**Short exercise**.
Take the data below and repeat it exactly.

Data records:
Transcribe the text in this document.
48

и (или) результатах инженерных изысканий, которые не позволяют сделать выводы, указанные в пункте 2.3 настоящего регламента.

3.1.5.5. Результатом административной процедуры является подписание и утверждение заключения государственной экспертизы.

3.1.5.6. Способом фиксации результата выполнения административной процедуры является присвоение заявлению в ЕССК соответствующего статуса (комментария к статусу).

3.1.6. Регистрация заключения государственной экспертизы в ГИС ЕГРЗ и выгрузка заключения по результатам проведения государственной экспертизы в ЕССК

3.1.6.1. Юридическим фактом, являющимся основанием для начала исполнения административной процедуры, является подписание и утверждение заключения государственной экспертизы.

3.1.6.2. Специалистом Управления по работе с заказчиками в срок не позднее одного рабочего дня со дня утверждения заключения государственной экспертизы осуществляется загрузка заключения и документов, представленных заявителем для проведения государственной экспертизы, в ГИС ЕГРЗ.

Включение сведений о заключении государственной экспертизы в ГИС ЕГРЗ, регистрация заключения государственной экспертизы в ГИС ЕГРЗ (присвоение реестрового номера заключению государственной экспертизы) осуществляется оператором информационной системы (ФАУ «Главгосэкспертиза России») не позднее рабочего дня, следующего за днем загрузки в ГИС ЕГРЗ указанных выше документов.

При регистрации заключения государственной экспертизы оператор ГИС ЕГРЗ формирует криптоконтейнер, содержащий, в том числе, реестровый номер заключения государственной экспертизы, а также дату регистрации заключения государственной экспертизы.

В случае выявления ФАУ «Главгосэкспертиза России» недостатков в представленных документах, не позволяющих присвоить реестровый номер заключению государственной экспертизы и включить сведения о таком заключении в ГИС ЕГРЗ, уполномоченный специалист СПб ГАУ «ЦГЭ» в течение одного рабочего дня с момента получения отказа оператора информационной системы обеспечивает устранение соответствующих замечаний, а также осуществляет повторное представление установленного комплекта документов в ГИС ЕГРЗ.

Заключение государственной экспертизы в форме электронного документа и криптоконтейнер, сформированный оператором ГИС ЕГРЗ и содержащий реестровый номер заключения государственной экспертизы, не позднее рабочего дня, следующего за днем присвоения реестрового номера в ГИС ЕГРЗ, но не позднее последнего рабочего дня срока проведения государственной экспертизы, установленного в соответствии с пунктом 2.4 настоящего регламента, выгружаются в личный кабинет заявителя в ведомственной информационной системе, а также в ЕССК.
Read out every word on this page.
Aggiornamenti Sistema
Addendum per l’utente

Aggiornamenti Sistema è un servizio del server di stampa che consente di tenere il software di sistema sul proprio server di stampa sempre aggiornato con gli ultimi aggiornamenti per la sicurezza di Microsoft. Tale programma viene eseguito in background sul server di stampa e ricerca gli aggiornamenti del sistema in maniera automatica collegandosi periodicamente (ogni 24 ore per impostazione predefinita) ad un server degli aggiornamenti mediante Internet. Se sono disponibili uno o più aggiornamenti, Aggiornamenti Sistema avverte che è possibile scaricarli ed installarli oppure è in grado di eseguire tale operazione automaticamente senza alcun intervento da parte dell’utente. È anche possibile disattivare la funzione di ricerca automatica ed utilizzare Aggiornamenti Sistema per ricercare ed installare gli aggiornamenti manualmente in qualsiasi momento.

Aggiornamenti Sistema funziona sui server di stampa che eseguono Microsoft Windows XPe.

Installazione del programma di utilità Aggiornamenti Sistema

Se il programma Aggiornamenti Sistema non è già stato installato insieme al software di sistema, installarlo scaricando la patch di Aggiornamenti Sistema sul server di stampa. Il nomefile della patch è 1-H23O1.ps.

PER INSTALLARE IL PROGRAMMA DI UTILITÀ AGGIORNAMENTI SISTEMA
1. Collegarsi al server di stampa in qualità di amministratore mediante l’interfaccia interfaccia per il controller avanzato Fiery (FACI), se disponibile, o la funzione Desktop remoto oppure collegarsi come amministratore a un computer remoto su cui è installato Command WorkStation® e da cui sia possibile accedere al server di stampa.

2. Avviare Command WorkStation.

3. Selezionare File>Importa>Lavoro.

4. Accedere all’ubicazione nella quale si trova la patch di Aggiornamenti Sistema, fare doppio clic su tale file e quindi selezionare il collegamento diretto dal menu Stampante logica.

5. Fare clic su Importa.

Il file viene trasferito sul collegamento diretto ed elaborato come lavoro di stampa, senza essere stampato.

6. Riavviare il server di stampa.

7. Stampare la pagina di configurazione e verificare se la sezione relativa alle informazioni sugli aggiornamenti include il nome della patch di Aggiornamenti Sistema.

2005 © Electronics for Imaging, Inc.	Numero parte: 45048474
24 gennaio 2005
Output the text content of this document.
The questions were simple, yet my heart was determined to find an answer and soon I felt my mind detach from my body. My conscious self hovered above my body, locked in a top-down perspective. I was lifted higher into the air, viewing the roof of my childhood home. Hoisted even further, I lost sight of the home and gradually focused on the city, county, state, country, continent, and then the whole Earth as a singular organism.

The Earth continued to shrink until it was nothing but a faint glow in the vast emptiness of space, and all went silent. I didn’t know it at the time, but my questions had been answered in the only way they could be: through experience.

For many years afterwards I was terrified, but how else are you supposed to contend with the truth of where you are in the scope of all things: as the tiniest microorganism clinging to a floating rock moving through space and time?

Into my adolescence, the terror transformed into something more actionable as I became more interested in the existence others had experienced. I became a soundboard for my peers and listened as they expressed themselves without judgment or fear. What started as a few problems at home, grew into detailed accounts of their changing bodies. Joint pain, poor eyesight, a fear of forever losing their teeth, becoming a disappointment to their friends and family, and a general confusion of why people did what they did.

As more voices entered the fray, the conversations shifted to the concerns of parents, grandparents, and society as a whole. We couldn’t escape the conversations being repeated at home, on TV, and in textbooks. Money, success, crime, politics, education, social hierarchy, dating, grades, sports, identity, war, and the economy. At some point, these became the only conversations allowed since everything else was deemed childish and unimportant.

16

**Exercise answer**.
Transcribe the text in this document.
48

и (или) результатах инженерных изысканий, которые не позволяют сделать выводы, указанные в пункте 2.3 настоящего регламента.

3.1.5.5. Результатом административной процедуры является подписание и утверждение заключения государственной экспертизы.

3.1.5.6. Способом фиксации результата выполнения административной процедуры является присвоение заявлению в ЕССК соответствующего статуса (комментария к статусу).

3.1.6. Регистрация заключения государственной экспертизы в ГИС ЕГРЗ и выгрузка заключения по результатам проведения государственной экспертизы в ЕССК

3.1.6.1. Юридическим фактом, являющимся основанием для начала исполнения административной процедуры, является подписание и утверждение заключения государственной экспертизы.

3.1.6.2. Специалистом Управления по работе с заказчиками в срок не позднее одного рабочего дня со дня утверждения заключения государственной экспертизы осуществляется загрузка заключения и документов, представленных заявителем для проведения государственной экспертизы, в ГИС ЕГРЗ.

Включение сведений о заключении государственной экспертизы в ГИС ЕГРЗ, регистрация заключения государственной экспертизы в ГИС ЕГРЗ (присвоение реестрового номера заключению государственной экспертизы) осуществляется оператором информационной системы (ФАУ «Главгосэкспертиза России») не позднее рабочего дня, следующего за днем загрузки в ГИС ЕГРЗ указанных выше документов.

При регистрации заключения государственной экспертизы оператор ГИС ЕГРЗ формирует криптоконтейнер, содержащий, в том числе, реестровый номер заключения государственной экспертизы, а также дату регистрации заключения государственной экспертизы.

В случае выявления ФАУ «Главгосэкспертиза России» недостатков в представленных документах, не позволяющих присвоить реестровый номер заключению государственной экспертизы и включить сведения о таком заключении в ГИС ЕГРЗ, уполномоченный специалист СПб ГАУ «ЦГЭ» в течение одного рабочего дня с момента получения отказа оператора информационной системы обеспечивает устранение соответствующих замечаний, а также осуществляет повторное представление установленного комплекта документов в ГИС ЕГРЗ.

Заключение государственной экспертизы в форме электронного документа и криптоконтейнер, сформированный оператором ГИС ЕГРЗ и содержащий реестровый номер заключения государственной экспертизы, не позднее рабочего дня, следующего за днем присвоения реестрового номера в ГИС ЕГРЗ, но не позднее последнего рабочего дня срока проведения государственной экспертизы, установленного в соответствии с пунктом 2.4 настоящего регламента, выгружаются в личный кабинет заявителя в ведомственной информационной системе, а также в ЕССК.
Read out every word on this page.
Aggiornamenti Sistema
Addendum per l’utente

Aggiornamenti Sistema è un servizio del server di stampa che consente di tenere il software di sistema sul proprio server di stampa sempre aggiornato con gli ultimi aggiornamenti per la sicurezza di Microsoft. Tale programma viene eseguito in background sul server di stampa e ricerca gli aggiornamenti del sistema in maniera automatica collegandosi periodicamente (ogni 24 ore per impostazione predefinita) ad un server degli aggiornamenti mediante Internet. Se sono disponibili uno o più aggiornamenti, Aggiornamenti Sistema avverte che è possibile scaricarli ed installarli oppure è in grado di eseguire tale operazione automaticamente senza alcun intervento da parte dell’utente. È anche possibile disattivare la funzione di ricerca automatica ed utilizzare Aggiornamenti Sistema per ricercare ed installare gli aggiornamenti manualmente in qualsiasi momento.

Aggiornamenti Sistema funziona sui server di stampa che eseguono Microsoft Windows XPe.

Installazione del programma di utilità Aggiornamenti Sistema

Se il programma Aggiornamenti Sistema non è già stato installato insieme al software di sistema, installarlo scaricando la patch di Aggiornamenti Sistema sul server di stampa. Il nomefile della patch è 1-H23O1.ps.

PER INSTALLARE IL PROGRAMMA DI UTILITÀ AGGIORNAMENTI SISTEMA
1. Collegarsi al server di stampa in qualità di amministratore mediante l’interfaccia interfaccia per il controller avanzato Fiery (FACI), se disponibile, o la funzione Desktop remoto oppure collegarsi come amministratore a un computer remoto su cui è installato Command WorkStation® e da cui sia possibile accedere al server di stampa.

2. Avviare Command WorkStation.

3. Selezionare File>Importa>Lavoro.

4. Accedere all’ubicazione nella quale si trova la patch di Aggiornamenti Sistema, fare doppio clic su tale file e quindi selezionare il collegamento diretto dal menu Stampante logica.

5. Fare clic su Importa.

Il file viene trasferito sul collegamento diretto ed elaborato come lavoro di stampa, senza essere stampato.

6. Riavviare il server di stampa.

7. Stampare la pagina di configurazione e verificare se la sezione relativa alle informazioni sugli aggiornamenti include il nome della patch di Aggiornamenti Sistema.

2005 © Electronics for Imaging, Inc.	Numero parte: 45048474
24 gennaio 2005
Output the text content of this document.
The questions were simple, yet my heart was determined to find an answer and soon I felt my mind detach from my body. My conscious self hovered above my body, locked in a top-down perspective. I was lifted higher into the air, viewing the roof of my childhood home. Hoisted even further, I lost sight of the home and gradually focused on the city, county, state, country, continent, and then the whole Earth as a singular organism.

The Earth continued to shrink until it was nothing but a faint glow in the vast emptiness of space, and all went silent. I didn’t know it at the time, but my questions had been answered in the only way they could be: through experience.

For many years afterwards I was terrified, but how else are you supposed to contend with the truth of where you are in the scope of all things: as the tiniest microorganism clinging to a floating rock moving through space and time?

Into my adolescence, the terror transformed into something more actionable as I became more interested in the existence others had experienced. I became a soundboard for my peers and listened as they expressed themselves without judgment or fear. What started as a few problems at home, grew into detailed accounts of their changing bodies. Joint pain, poor eyesight, a fear of forever losing their teeth, becoming a disappointment to their friends and family, and a general confusion of why people did what they did.

As more voices entered the fray, the conversations shifted to the concerns of parents, grandparents, and society as a whole. We couldn’t escape the conversations being repeated at home, on TV, and in textbooks. Money, success, crime, politics, education, social hierarchy, dating, grades, sports, identity, war, and the economy. At some point, these became the only conversations allowed since everything else was deemed childish and unimportant.

16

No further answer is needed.